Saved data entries
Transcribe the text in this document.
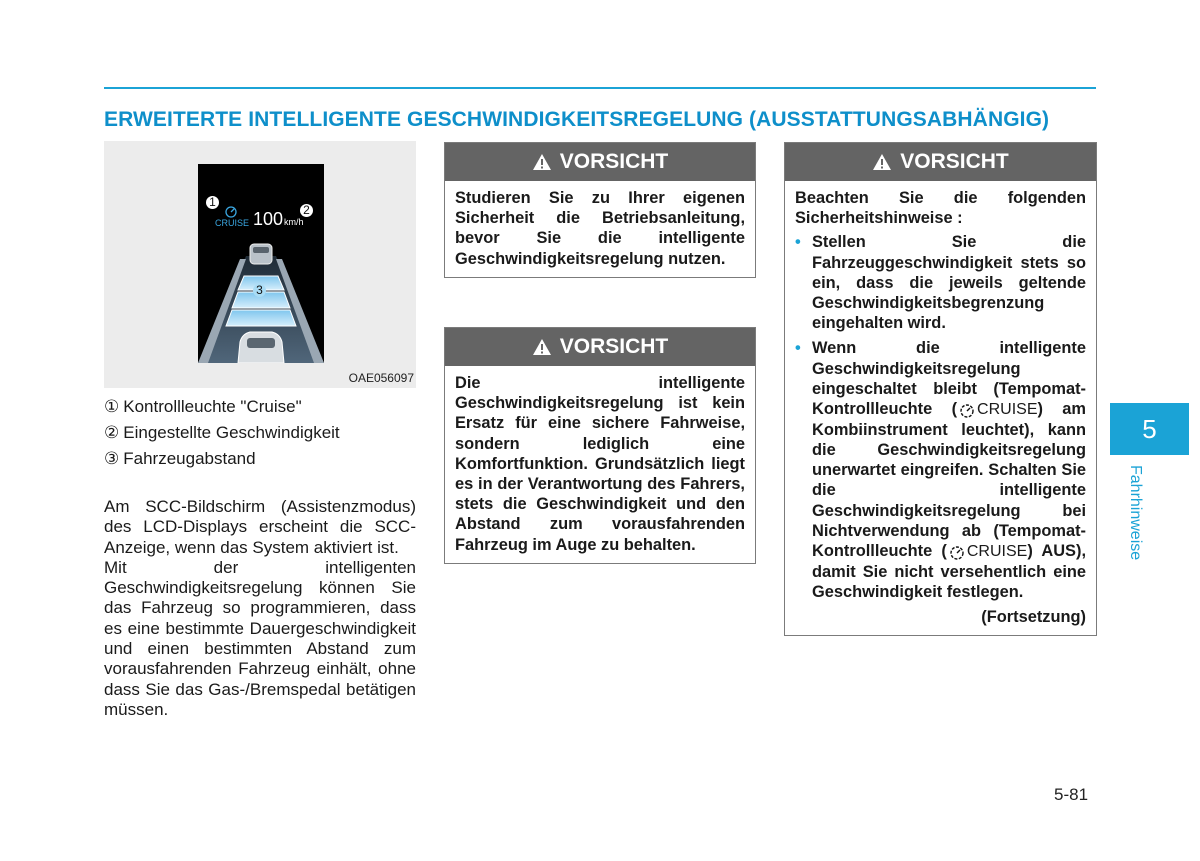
ERWEITERTE INTELLIGENTE GESCHWINDIGKEITSREGELUNG (AUSSTATTUNGSABHÄNGIG)
CRUISE 100 km/h
1
2
3
OAE056097
① Kontrollleuchte "Cruise"
② Eingestellte Geschwindigkeit
③ Fahrzeugabstand

Am SCC-Bildschirm (Assistenzmodus) des LCD-Displays erscheint die SCC-Anzeige, wenn das System aktiviert ist.

Mit der intelligenten Geschwindigkeitsregelung können Sie das Fahrzeug so programmieren, dass es eine bestimmte Dauergeschwindigkeit und einen bestimmten Abstand zum vorausfahrenden Fahrzeug einhält, ohne dass Sie das Gas-/Bremspedal betätigen müssen.

VORSICHT

Studieren Sie zu Ihrer eigenen Sicherheit die Betriebsanleitung, bevor Sie die intelligente Geschwindigkeitsregelung nutzen.

VORSICHT

Die intelligente Geschwindigkeitsregelung ist kein Ersatz für eine sichere Fahrweise, sondern lediglich eine Komfortfunktion. Grundsätzlich liegt es in der Verantwortung des Fahrers, stets die Geschwindigkeit und den Abstand zum vorausfahrenden Fahrzeug im Auge zu behalten.

VORSICHT

Beachten Sie die folgenden Sicherheitshinweise :

• Stellen Sie die Fahrzeuggeschwindigkeit stets so ein, dass die jeweils geltende Geschwindigkeitsbegrenzung eingehalten wird.
• Wenn die intelligente Geschwindigkeitsregelung eingeschaltet bleibt (Tempomat-Kontrollleuchte ( CRUISE ) am Kombiinstrument leuchtet), kann die Geschwindigkeitsregelung unerwartet eingreifen. Schalten Sie die intelligente Geschwindigkeitsregelung bei Nichtverwendung ab (Tempomat-Kontrollleuchte ( CRUISE ) AUS), damit Sie nicht versehentlich eine Geschwindigkeit festlegen.

(Fortsetzung)

5
Fahrhinweise
5-81
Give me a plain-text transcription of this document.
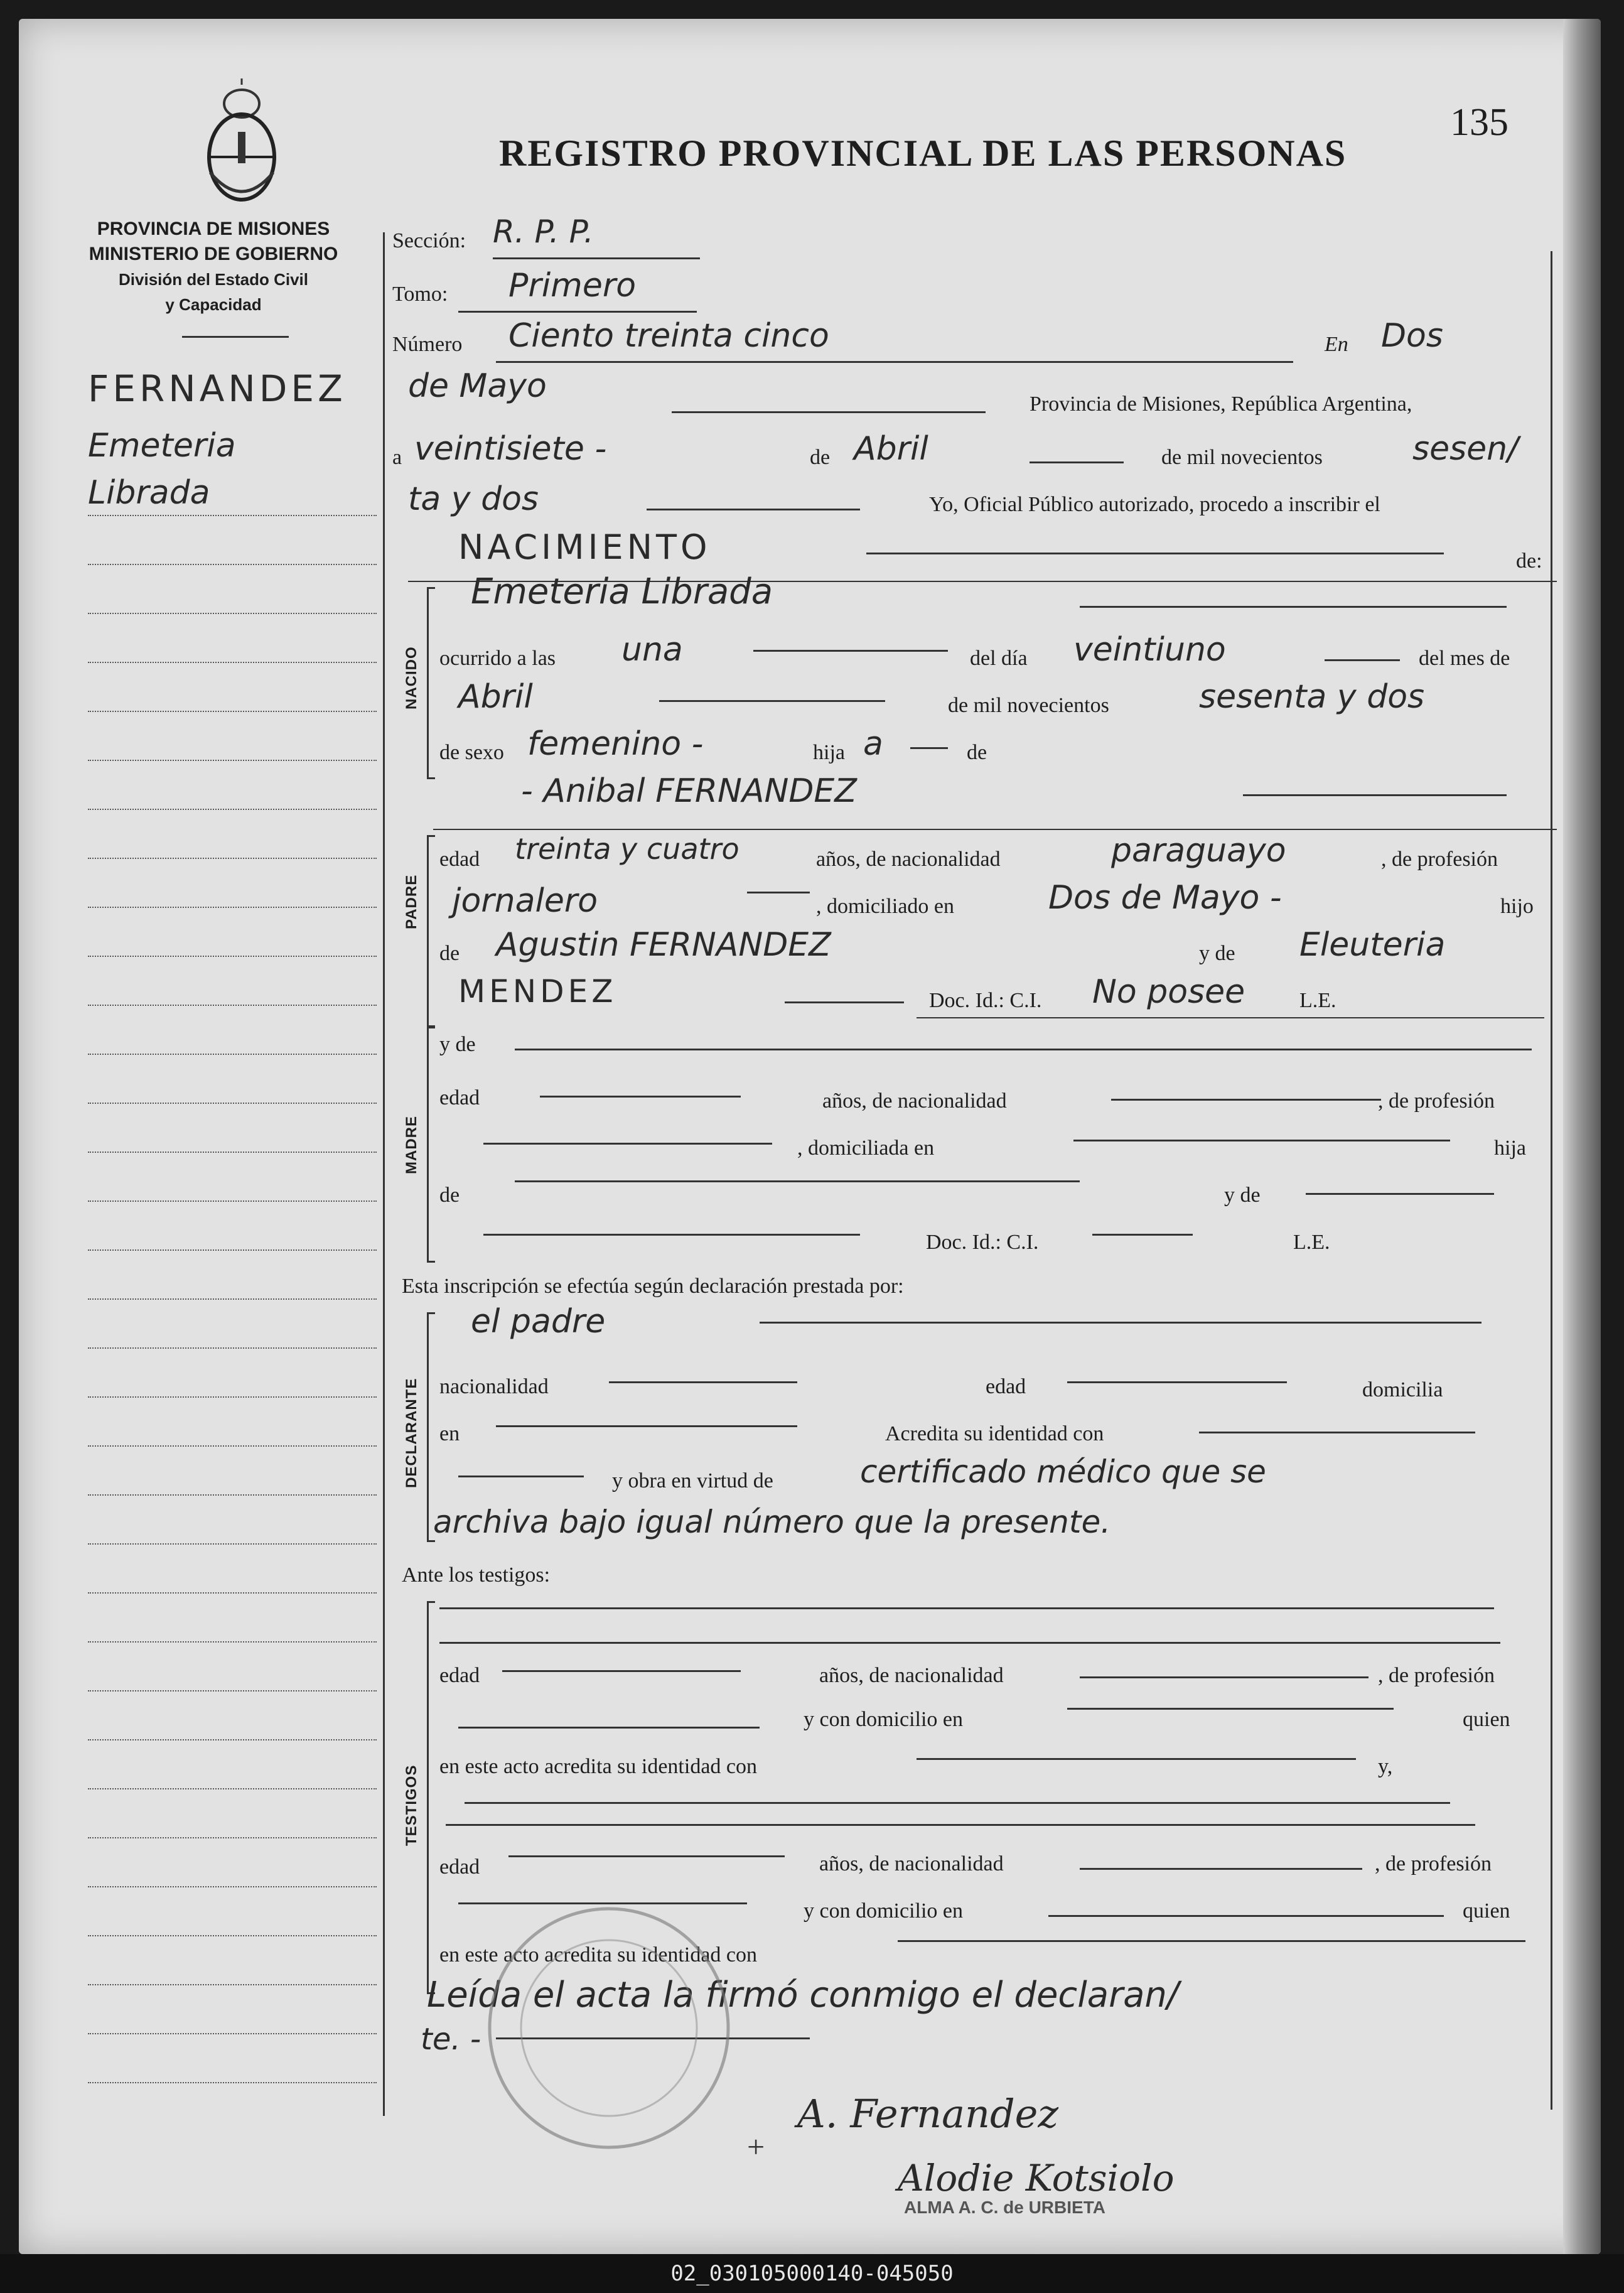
PROVINCIA DE MISIONES
MINISTERIO DE GOBIERNO
División del Estado Civil
y Capacidad
REGISTRO PROVINCIAL DE LAS PERSONAS
135
FERNANDEZ
Emeteria
Librada
Sección: R. P. P.
Tomo: Primero
Número Ciento treinta cinco	En Dos
de Mayo	Provincia de Misiones, República Argentina,
a veintisiete -	de Abril	de mil novecientos	sesen/
ta y dos	Yo, Oficial Público autorizado, procedo a inscribir el
NACIMIENTO	de:
NACIDO
Emeteria Librada
ocurrido a las una	del día veintiuno	del mes de
Abril	de mil novecientos	sesenta y dos
de sexo femenino -	hija a	de
- Anibal FERNANDEZ
PADRE
edad treinta y cuatro	años, de nacionalidad	paraguayo	, de profesión
jornalero	, domiciliado en	Dos de Mayo -	hijo
de Agustin FERNANDEZ	y de Eleuteria
MENDEZ	Doc. Id.: C.I. No posee	L.E.
MADRE
y de
edad	años, de nacionalidad	, de profesión
, domiciliada en	hija
de	y de
Doc. Id.: C.I.	L.E.
Esta inscripción se efectúa según declaración prestada por:
DECLARANTE
el padre
nacionalidad	edad	domicilia
en	Acredita su identidad con
y obra en virtud de	certificado médico que se
archiva bajo igual número que la presente.
Ante los testigos:
TESTIGOS
edad	años, de nacionalidad	, de profesión
y con domicilio en	quien
en este acto acredita su identidad con	y,
edad	años, de nacionalidad	, de profesión
y con domicilio en	quien
en este acto acredita su identidad con
Leída el acta la firmó conmigo el declaran/
te. -
A. Fernandez
+
Alodie Kotsiolo
ALMA A. C. de URBIETA
02_030105000140-045050
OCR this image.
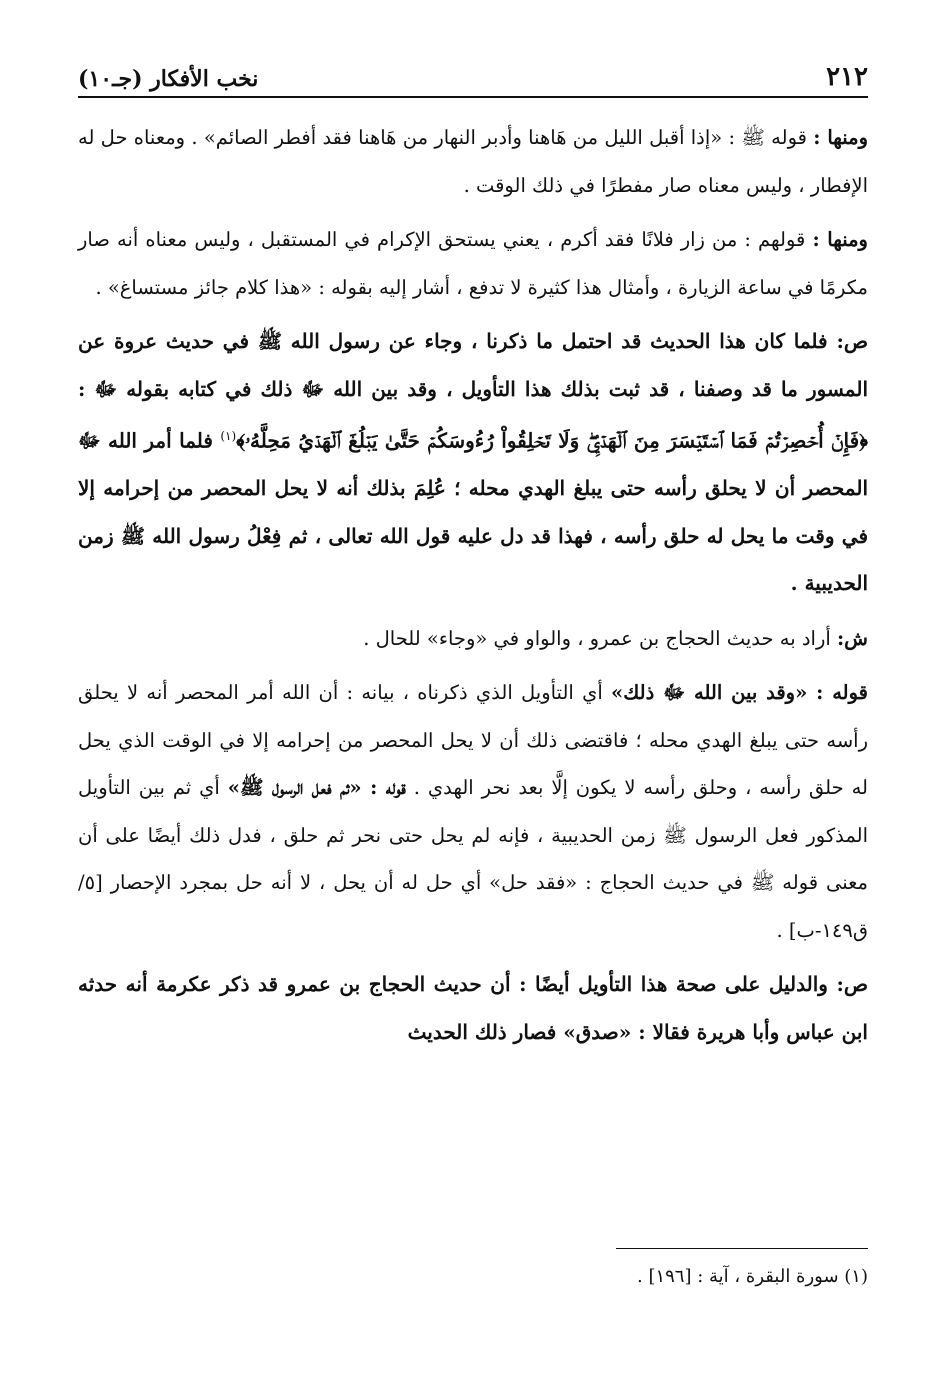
٢١٢
نخب الأفكار (جـ١٠)

ومنها : قوله ﷺ : «إذا أقبل الليل من هَاهنا وأدبر النهار من هَاهنا فقد أفطر الصائم» . ومعناه حل له الإفطار ، وليس معناه صار مفطرًا في ذلك الوقت .

ومنها : قولهم : من زار فلانًا فقد أكرم ، يعني يستحق الإكرام في المستقبل ، وليس معناه أنه صار مكرمًا في ساعة الزيارة ، وأمثال هذا كثيرة لا تدفع ، أشار إليه بقوله : «هذا كلام جائز مستساغ» .

ص: فلما كان هذا الحديث قد احتمل ما ذكرنا ، وجاء عن رسول الله ﷺ في حديث عروة عن المسور ما قد وصفنا ، قد ثبت بذلك هذا التأويل ، وقد بين الله ﷻ ذلك في كتابه بقوله ﷻ : ﴿فَإِنۡ أُحۡصِرۡتُمۡ فَمَا ٱسۡتَيۡسَرَ مِنَ ٱلۡهَدۡيِۖ وَلَا تَحۡلِقُواْ رُءُوسَكُمۡ حَتَّىٰ يَبۡلُغَ ٱلۡهَدۡيُ مَحِلَّهُۥ﴾$^{(١)}$ فلما أمر الله ﷻ المحصر أن لا يحلق رأسه حتى يبلغ الهدي محله ؛ عُلِمَ بذلك أنه لا يحل المحصر من إحرامه إلا في وقت ما يحل له حلق رأسه ، فهذا قد دل عليه قول الله تعالى ، ثم فِعْلُ رسول الله ﷺ زمن الحديبية .

ش: أراد به حديث الحجاج بن عمرو ، والواو في «وجاء» للحال .

قوله : «وقد بين الله ﷻ ذلك» أي التأويل الذي ذكرناه ، بيانه : أن الله أمر المحصر أنه لا يحلق رأسه حتى يبلغ الهدي محله ؛ فاقتضى ذلك أن لا يحل المحصر من إحرامه إلا في الوقت الذي يحل له حلق رأسه ، وحلق رأسه لا يكون إلَّا بعد نحر الهدي . قوله : «ثم فعل الرسول ﷺ» أي ثم بين التأويل المذكور فعل الرسول ﷺ زمن الحديبية ، فإنه لم يحل حتى نحر ثم حلق ، فدل ذلك أيضًا على أن معنى قوله ﷺ في حديث الحجاج : «فقد حل» أي حل له أن يحل ، لا أنه حل بمجرد الإحصار [٥/ ق١٤٩-ب] .

ص: والدليل على صحة هذا التأويل أيضًا : أن حديث الحجاج بن عمرو قد ذكر عكرمة أنه حدثه ابن عباس وأبا هريرة فقالا : «صدق» فصار ذلك الحديث

(١) سورة البقرة ، آية : [١٩٦] .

■ Short task ■
Write out the whole listing again, exactly, with no pictures.

■ Full response ■
Transcribe the text in this document.
ERWEITERTE INTELLIGENTE GESCHWINDIGKEITSREGELUNG (AUSSTATTUNGSABHÄNGIG)
CRUISE 100 km/h
1
2
3
OAE056097
① Kontrollleuchte "Cruise"
② Eingestellte Geschwindigkeit
③ Fahrzeugabstand

Am SCC-Bildschirm (Assistenzmodus) des LCD-Displays erscheint die SCC-Anzeige, wenn das System aktiviert ist.

Mit der intelligenten Geschwindigkeitsregelung können Sie das Fahrzeug so programmieren, dass es eine bestimmte Dauergeschwindigkeit und einen bestimmten Abstand zum vorausfahrenden Fahrzeug einhält, ohne dass Sie das Gas-/Bremspedal betätigen müssen.

VORSICHT

Studieren Sie zu Ihrer eigenen Sicherheit die Betriebsanleitung, bevor Sie die intelligente Geschwindigkeitsregelung nutzen.

VORSICHT

Die intelligente Geschwindigkeitsregelung ist kein Ersatz für eine sichere Fahrweise, sondern lediglich eine Komfortfunktion. Grundsätzlich liegt es in der Verantwortung des Fahrers, stets die Geschwindigkeit und den Abstand zum vorausfahrenden Fahrzeug im Auge zu behalten.

VORSICHT

Beachten Sie die folgenden Sicherheitshinweise :

• Stellen Sie die Fahrzeuggeschwindigkeit stets so ein, dass die jeweils geltende Geschwindigkeitsbegrenzung eingehalten wird.
• Wenn die intelligente Geschwindigkeitsregelung eingeschaltet bleibt (Tempomat-Kontrollleuchte ( CRUISE ) am Kombiinstrument leuchtet), kann die Geschwindigkeitsregelung unerwartet eingreifen. Schalten Sie die intelligente Geschwindigkeitsregelung bei Nichtverwendung ab (Tempomat-Kontrollleuchte ( CRUISE ) AUS), damit Sie nicht versehentlich eine Geschwindigkeit festlegen.

(Fortsetzung)

5
Fahrhinweise
5-81
Give me a plain-text transcription of this document.
PROVINCIA DE MISIONES
MINISTERIO DE GOBIERNO
División del Estado Civil
y Capacidad
REGISTRO PROVINCIAL DE LAS PERSONAS
135
FERNANDEZ
Emeteria
Librada
Sección: R. P. P.
Tomo: Primero
Número Ciento treinta cinco	En Dos
de Mayo	Provincia de Misiones, República Argentina,
a veintisiete -	de Abril	de mil novecientos	sesen/
ta y dos	Yo, Oficial Público autorizado, procedo a inscribir el
NACIMIENTO	de:
NACIDO
Emeteria Librada
ocurrido a las una	del día veintiuno	del mes de
Abril	de mil novecientos	sesenta y dos
de sexo femenino -	hija a	de
- Anibal FERNANDEZ
PADRE
edad treinta y cuatro	años, de nacionalidad	paraguayo	, de profesión
jornalero	, domiciliado en	Dos de Mayo -	hijo
de Agustin FERNANDEZ	y de Eleuteria
MENDEZ	Doc. Id.: C.I. No posee	L.E.
MADRE
y de
edad	años, de nacionalidad	, de profesión
, domiciliada en	hija
de	y de
Doc. Id.: C.I.	L.E.
Esta inscripción se efectúa según declaración prestada por:
DECLARANTE
el padre
nacionalidad	edad	domicilia
en	Acredita su identidad con
y obra en virtud de	certificado médico que se
archiva bajo igual número que la presente.
Ante los testigos:
TESTIGOS
edad	años, de nacionalidad	, de profesión
y con domicilio en	quien
en este acto acredita su identidad con	y,
edad	años, de nacionalidad	, de profesión
y con domicilio en	quien
en este acto acredita su identidad con
Leída el acta la firmó conmigo el declaran/
te. -
A. Fernandez
+
Alodie Kotsiolo
ALMA A. C. de URBIETA
02_030105000140-045050
OCR this image.
٢١٢
نخب الأفكار (جـ١٠)

ومنها : قوله ﷺ : «إذا أقبل الليل من هَاهنا وأدبر النهار من هَاهنا فقد أفطر الصائم» . ومعناه حل له الإفطار ، وليس معناه صار مفطرًا في ذلك الوقت .

ومنها : قولهم : من زار فلانًا فقد أكرم ، يعني يستحق الإكرام في المستقبل ، وليس معناه أنه صار مكرمًا في ساعة الزيارة ، وأمثال هذا كثيرة لا تدفع ، أشار إليه بقوله : «هذا كلام جائز مستساغ» .

ص: فلما كان هذا الحديث قد احتمل ما ذكرنا ، وجاء عن رسول الله ﷺ في حديث عروة عن المسور ما قد وصفنا ، قد ثبت بذلك هذا التأويل ، وقد بين الله ﷻ ذلك في كتابه بقوله ﷻ : ﴿فَإِنۡ أُحۡصِرۡتُمۡ فَمَا ٱسۡتَيۡسَرَ مِنَ ٱلۡهَدۡيِۖ وَلَا تَحۡلِقُواْ رُءُوسَكُمۡ حَتَّىٰ يَبۡلُغَ ٱلۡهَدۡيُ مَحِلَّهُۥ﴾$^{(١)}$ فلما أمر الله ﷻ المحصر أن لا يحلق رأسه حتى يبلغ الهدي محله ؛ عُلِمَ بذلك أنه لا يحل المحصر من إحرامه إلا في وقت ما يحل له حلق رأسه ، فهذا قد دل عليه قول الله تعالى ، ثم فِعْلُ رسول الله ﷺ زمن الحديبية .

ش: أراد به حديث الحجاج بن عمرو ، والواو في «وجاء» للحال .

قوله : «وقد بين الله ﷻ ذلك» أي التأويل الذي ذكرناه ، بيانه : أن الله أمر المحصر أنه لا يحلق رأسه حتى يبلغ الهدي محله ؛ فاقتضى ذلك أن لا يحل المحصر من إحرامه إلا في الوقت الذي يحل له حلق رأسه ، وحلق رأسه لا يكون إلَّا بعد نحر الهدي . قوله : «ثم فعل الرسول ﷺ» أي ثم بين التأويل المذكور فعل الرسول ﷺ زمن الحديبية ، فإنه لم يحل حتى نحر ثم حلق ، فدل ذلك أيضًا على أن معنى قوله ﷺ في حديث الحجاج : «فقد حل» أي حل له أن يحل ، لا أنه حل بمجرد الإحصار [٥/ ق١٤٩-ب] .

ص: والدليل على صحة هذا التأويل أيضًا : أن حديث الحجاج بن عمرو قد ذكر عكرمة أنه حدثه ابن عباس وأبا هريرة فقالا : «صدق» فصار ذلك الحديث

(١) سورة البقرة ، آية : [١٩٦] .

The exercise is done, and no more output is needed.